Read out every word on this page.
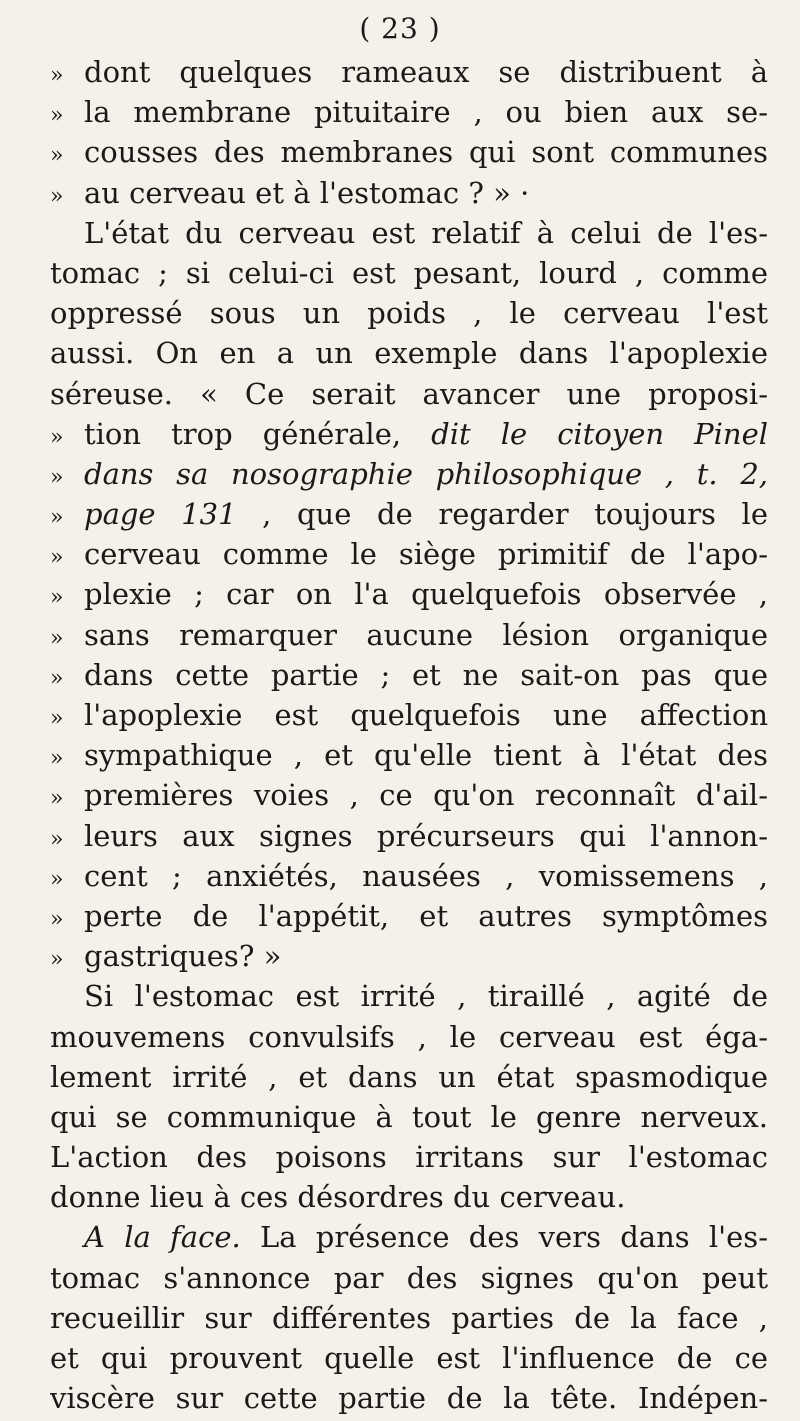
( 23 )
» dont quelques rameaux se distribuent à
» la membrane pituitaire , ou bien aux se-
» cousses des membranes qui sont communes
» au cerveau et à l'estomac ? » ·
L'état du cerveau est relatif à celui de l'es-
tomac ; si celui-ci est pesant, lourd , comme
oppressé sous un poids , le cerveau l'est
aussi. On en a un exemple dans l'apoplexie
séreuse. « Ce serait avancer une proposi-
» tion trop générale, dit le citoyen Pinel
» dans sa nosographie philosophique , t. 2,
» page 131 , que de regarder toujours le
» cerveau comme le siège primitif de l'apo-
» plexie ; car on l'a quelquefois observée ,
» sans remarquer aucune lésion organique
» dans cette partie ; et ne sait-on pas que
» l'apoplexie est quelquefois une affection
» sympathique , et qu'elle tient à l'état des
» premières voies , ce qu'on reconnaît d'ail-
» leurs aux signes précurseurs qui l'annon-
» cent ; anxiétés, nausées , vomissemens ,
» perte de l'appétit, et autres symptômes
» gastriques? »
Si l'estomac est irrité , tiraillé , agité de
mouvemens convulsifs , le cerveau est éga-
lement irrité , et dans un état spasmodique
qui se communique à tout le genre nerveux.
L'action des poisons irritans sur l'estomac
donne lieu à ces désordres du cerveau.
A la face. La présence des vers dans l'es-
tomac s'annonce par des signes qu'on peut
recueillir sur différentes parties de la face ,
et qui prouvent quelle est l'influence de ce
viscère sur cette partie de la tête. Indépen-
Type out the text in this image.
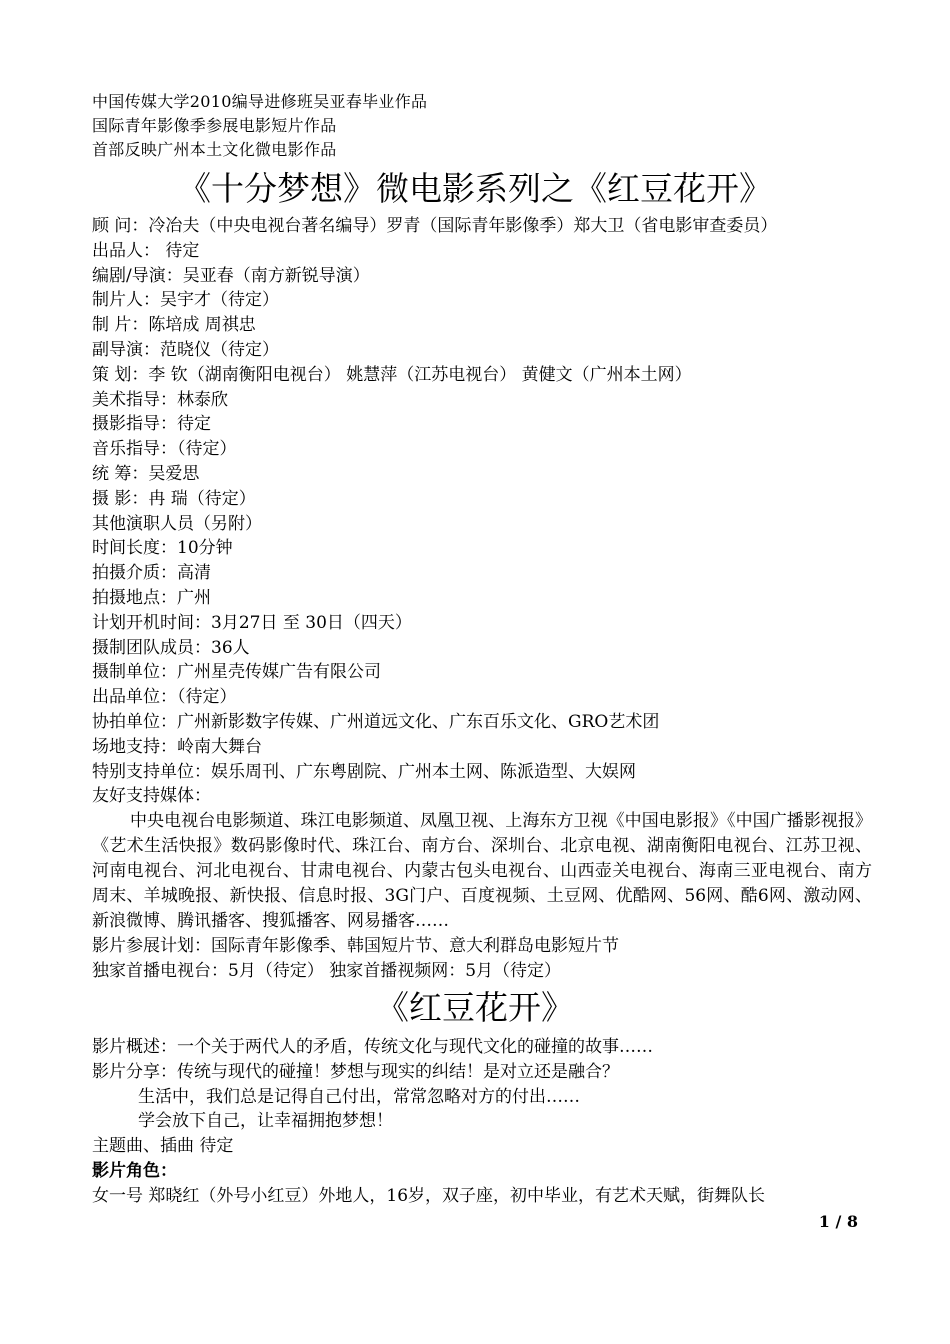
中国传媒大学2010编导进修班吴亚春毕业作品
国际青年影像季参展电影短片作品
首部反映广州本土文化微电影作品
《十分梦想》微电影系列之《红豆花开》
顾 问：冷冶夫（中央电视台著名编导）罗青（国际青年影像季）郑大卫（省电影审查委员）
出品人： 待定
编剧/导演：吴亚春（南方新锐导演）
制片人：吴宇才（待定）
制 片：陈培成 周祺忠
副导演：范晓仪（待定）
策 划：李 钦（湖南衡阳电视台） 姚慧萍（江苏电视台） 黄健文（广州本土网）
美术指导：林泰欣
摄影指导：待定
音乐指导：（待定）
统 筹：吴爱思
摄 影：冉 瑞（待定）
其他演职人员（另附）
时间长度：10分钟
拍摄介质：高清
拍摄地点：广州
计划开机时间：3月27日 至 30日（四天）
摄制团队成员：36人
摄制单位：广州星壳传媒广告有限公司
出品单位：（待定）
协拍单位：广州新影数字传媒、广州道远文化、广东百乐文化、GRO艺术团
场地支持：岭南大舞台
特别支持单位：娱乐周刊、广东粤剧院、广州本土网、陈派造型、大娱网
友好支持媒体：
中央电视台电影频道、珠江电影频道、凤凰卫视、上海东方卫视《中国电影报》《中国广播影视报》《艺术生活快报》数码影像时代、珠江台、南方台、深圳台、北京电视、湖南衡阳电视台、江苏卫视、河南电视台、河北电视台、甘肃电视台、内蒙古包头电视台、山西壶关电视台、海南三亚电视台、南方周末、羊城晚报、新快报、信息时报、3G门户、百度视频、土豆网、优酷网、56网、酷6网、激动网、新浪微博、腾讯播客、搜狐播客、网易播客……
影片参展计划：国际青年影像季、韩国短片节、意大利群岛电影短片节
独家首播电视台：5月（待定） 独家首播视频网：5月（待定）
《红豆花开》
影片概述：一个关于两代人的矛盾，传统文化与现代文化的碰撞的故事……
影片分享：传统与现代的碰撞！梦想与现实的纠结！是对立还是融合？
生活中，我们总是记得自己付出，常常忽略对方的付出……
学会放下自己，让幸福拥抱梦想！
主题曲、插曲 待定
影片角色：
女一号 郑晓红（外号小红豆）外地人，16岁，双子座，初中毕业，有艺术天赋，街舞队长
1 / 8
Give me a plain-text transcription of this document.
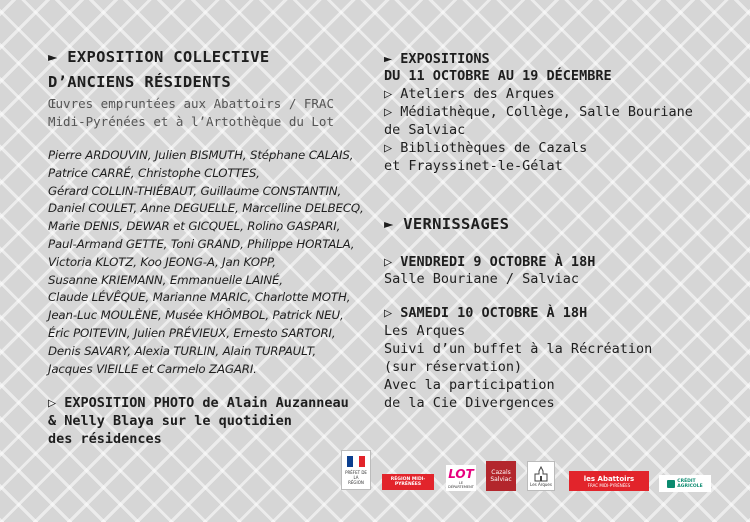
► EXPOSITION COLLECTIVE
D’ANCIENS RÉSIDENTS
Œuvres empruntées aux Abattoirs / FRAC
Midi-Pyrénées et à l’Artothèque du Lot
Pierre ARDOUVIN, Julien BISMUTH, Stéphane CALAIS,
Patrice CARRÉ, Christophe CLOTTES,
Gérard COLLIN-THIÉBAUT, Guillaume CONSTANTIN,
Daniel COULET, Anne DEGUELLE, Marcelline DELBECQ,
Marie DENIS, DEWAR et GICQUEL, Rolino GASPARI,
Paul-Armand GETTE, Toni GRAND, Philippe HORTALA,
Victoria KLOTZ, Koo JEONG-A, Jan KOPP,
Susanne KRIEMANN, Emmanuelle LAINÉ,
Claude LÉVÊQUE, Marianne MARIC, Charlotte MOTH,
Jean-Luc MOULÈNE, Musée KHÔMBOL, Patrick NEU,
Éric POITEVIN, Julien PRÉVIEUX, Ernesto SARTORI,
Denis SAVARY, Alexia TURLIN, Alain TURPAULT,
Jacques VIEILLE et Carmelo ZAGARI.
▷ EXPOSITION PHOTO de Alain Auzanneau
& Nelly Blaya sur le quotidien
des résidences
► EXPOSITIONS
DU 11 OCTOBRE AU 19 DÉCEMBRE
▷ Ateliers des Arques
▷ Médiathèque, Collège, Salle Bouriane
de Salviac
▷ Bibliothèques de Cazals
et Frayssinet-le-Gélat
► VERNISSAGES
▷ VENDREDI 9 OCTOBRE À 18H
Salle Bouriane / Salviac
▷ SAMEDI 10 OCTOBRE À 18H
Les Arques
Suivi d’un buffet à la Récréation
(sur réservation)
Avec la participation
de la Cie Divergences
PRÉFET DE LA RÉGION	RÉGION MIDI-PYRÉNÉES
LOT
LE DÉPARTEMENT
Cazals
Salviac
Les Arques
les Abattoirs
FRAC MIDI-PYRÉNÉES
CRÉDIT
AGRICOLE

** Your objective **
Keep only those lines of the records that hold "apoplexie", and return them.

** The reply **
aussi. On en a un exemple dans l'apoplexie
» l'apoplexie est quelquefois une affection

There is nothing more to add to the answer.